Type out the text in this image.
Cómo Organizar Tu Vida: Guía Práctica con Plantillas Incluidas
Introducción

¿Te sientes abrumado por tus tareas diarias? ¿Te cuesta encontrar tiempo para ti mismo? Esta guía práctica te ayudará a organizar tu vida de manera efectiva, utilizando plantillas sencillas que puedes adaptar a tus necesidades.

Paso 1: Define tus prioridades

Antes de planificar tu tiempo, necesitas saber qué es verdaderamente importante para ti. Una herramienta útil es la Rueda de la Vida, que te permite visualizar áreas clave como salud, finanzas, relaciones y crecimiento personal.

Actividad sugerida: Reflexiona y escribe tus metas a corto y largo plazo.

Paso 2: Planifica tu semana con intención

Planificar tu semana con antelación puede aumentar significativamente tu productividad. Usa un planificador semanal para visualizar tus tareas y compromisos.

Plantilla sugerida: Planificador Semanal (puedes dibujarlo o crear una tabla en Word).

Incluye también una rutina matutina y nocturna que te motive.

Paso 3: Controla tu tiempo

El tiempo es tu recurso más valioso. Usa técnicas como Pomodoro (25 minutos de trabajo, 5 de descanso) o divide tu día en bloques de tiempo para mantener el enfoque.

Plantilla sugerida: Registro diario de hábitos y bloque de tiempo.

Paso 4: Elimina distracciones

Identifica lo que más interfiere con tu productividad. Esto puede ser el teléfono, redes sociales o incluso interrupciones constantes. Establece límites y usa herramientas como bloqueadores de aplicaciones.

____________________

_What to work on_: Exactly reproduce every line of the records.

_Response to this exercise_:
Type out the text in this image.
Cómo Organizar Tu Vida: Guía Práctica con Plantillas Incluidas
Introducción

¿Te sientes abrumado por tus tareas diarias? ¿Te cuesta encontrar tiempo para ti mismo? Esta guía práctica te ayudará a organizar tu vida de manera efectiva, utilizando plantillas sencillas que puedes adaptar a tus necesidades.

Paso 1: Define tus prioridades

Antes de planificar tu tiempo, necesitas saber qué es verdaderamente importante para ti. Una herramienta útil es la Rueda de la Vida, que te permite visualizar áreas clave como salud, finanzas, relaciones y crecimiento personal.

Actividad sugerida: Reflexiona y escribe tus metas a corto y largo plazo.

Paso 2: Planifica tu semana con intención

Planificar tu semana con antelación puede aumentar significativamente tu productividad. Usa un planificador semanal para visualizar tus tareas y compromisos.

Plantilla sugerida: Planificador Semanal (puedes dibujarlo o crear una tabla en Word).

Incluye también una rutina matutina y nocturna que te motive.

Paso 3: Controla tu tiempo

El tiempo es tu recurso más valioso. Usa técnicas como Pomodoro (25 minutos de trabajo, 5 de descanso) o divide tu día en bloques de tiempo para mantener el enfoque.

Plantilla sugerida: Registro diario de hábitos y bloque de tiempo.

Paso 4: Elimina distracciones

Identifica lo que más interfiere con tu productividad. Esto puede ser el teléfono, redes sociales o incluso interrupciones constantes. Establece límites y usa herramientas como bloqueadores de aplicaciones.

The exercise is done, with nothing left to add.